WORK TO BE COMPLETED:
With the pictures omitted, write out the entries that follow exactly as they stand.

Excerpts from a figure dataset
--- START ---
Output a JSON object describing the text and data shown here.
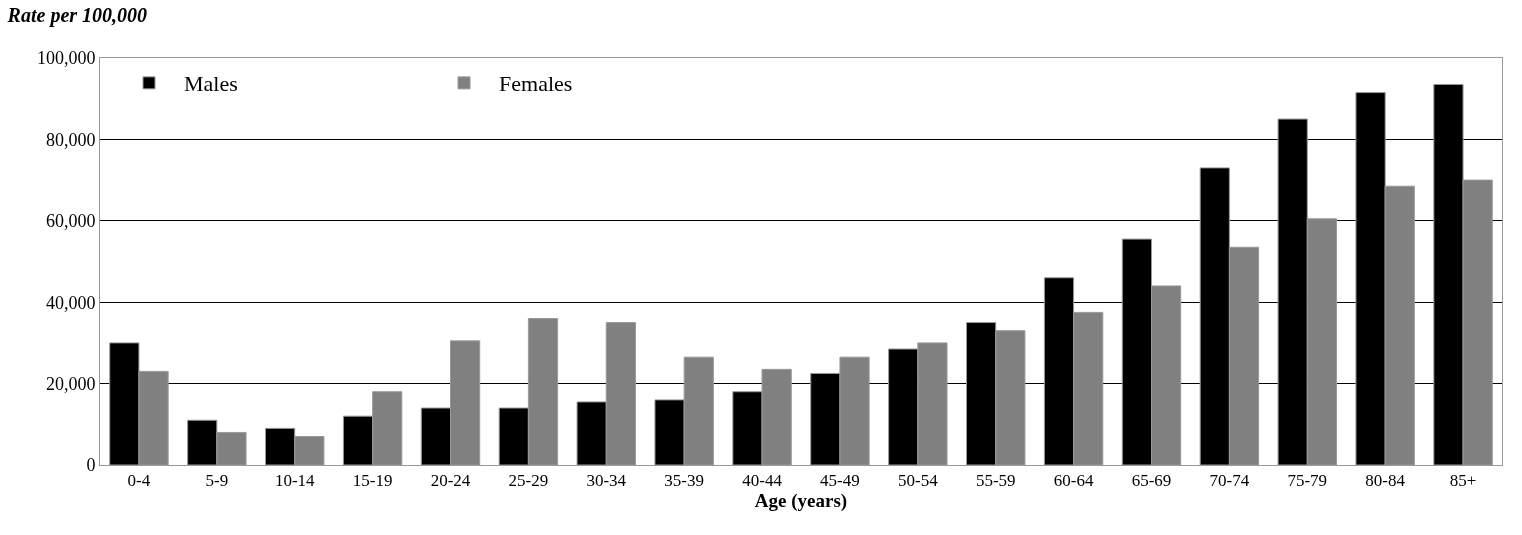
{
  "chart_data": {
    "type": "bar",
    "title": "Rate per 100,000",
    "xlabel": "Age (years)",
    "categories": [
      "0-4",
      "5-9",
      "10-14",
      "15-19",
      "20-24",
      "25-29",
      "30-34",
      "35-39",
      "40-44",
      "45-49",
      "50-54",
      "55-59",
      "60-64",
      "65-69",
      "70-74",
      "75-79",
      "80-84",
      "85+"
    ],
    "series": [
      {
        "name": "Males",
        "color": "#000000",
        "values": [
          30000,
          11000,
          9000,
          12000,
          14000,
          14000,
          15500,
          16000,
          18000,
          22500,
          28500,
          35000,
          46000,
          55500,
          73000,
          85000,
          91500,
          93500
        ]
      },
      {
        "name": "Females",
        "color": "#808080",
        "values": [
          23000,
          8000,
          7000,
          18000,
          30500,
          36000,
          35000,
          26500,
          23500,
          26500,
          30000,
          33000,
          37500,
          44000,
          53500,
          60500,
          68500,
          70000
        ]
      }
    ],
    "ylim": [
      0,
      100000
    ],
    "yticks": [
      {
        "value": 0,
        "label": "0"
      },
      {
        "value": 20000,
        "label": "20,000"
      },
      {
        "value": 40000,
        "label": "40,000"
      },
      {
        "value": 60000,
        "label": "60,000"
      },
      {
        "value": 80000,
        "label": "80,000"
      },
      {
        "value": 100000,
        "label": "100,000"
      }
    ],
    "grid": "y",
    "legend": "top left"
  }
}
--- END ---
REPLY:
Output a JSON object describing the text and data shown here.
{
  "chart_data": {
    "type": "bar",
    "title": "Rate per 100,000",
    "xlabel": "Age (years)",
    "categories": [
      "0-4",
      "5-9",
      "10-14",
      "15-19",
      "20-24",
      "25-29",
      "30-34",
      "35-39",
      "40-44",
      "45-49",
      "50-54",
      "55-59",
      "60-64",
      "65-69",
      "70-74",
      "75-79",
      "80-84",
      "85+"
    ],
    "series": [
      {
        "name": "Males",
        "color": "#000000",
        "values": [
          30000,
          11000,
          9000,
          12000,
          14000,
          14000,
          15500,
          16000,
          18000,
          22500,
          28500,
          35000,
          46000,
          55500,
          73000,
          85000,
          91500,
          93500
        ]
      },
      {
        "name": "Females",
        "color": "#808080",
        "values": [
          23000,
          8000,
          7000,
          18000,
          30500,
          36000,
          35000,
          26500,
          23500,
          26500,
          30000,
          33000,
          37500,
          44000,
          53500,
          60500,
          68500,
          70000
        ]
      }
    ],
    "ylim": [
      0,
      100000
    ],
    "yticks": [
      {
        "value": 0,
        "label": "0"
      },
      {
        "value": 20000,
        "label": "20,000"
      },
      {
        "value": 40000,
        "label": "40,000"
      },
      {
        "value": 60000,
        "label": "60,000"
      },
      {
        "value": 80000,
        "label": "80,000"
      },
      {
        "value": 100000,
        "label": "100,000"
      }
    ],
    "grid": "y",
    "legend": "top left"
  }
}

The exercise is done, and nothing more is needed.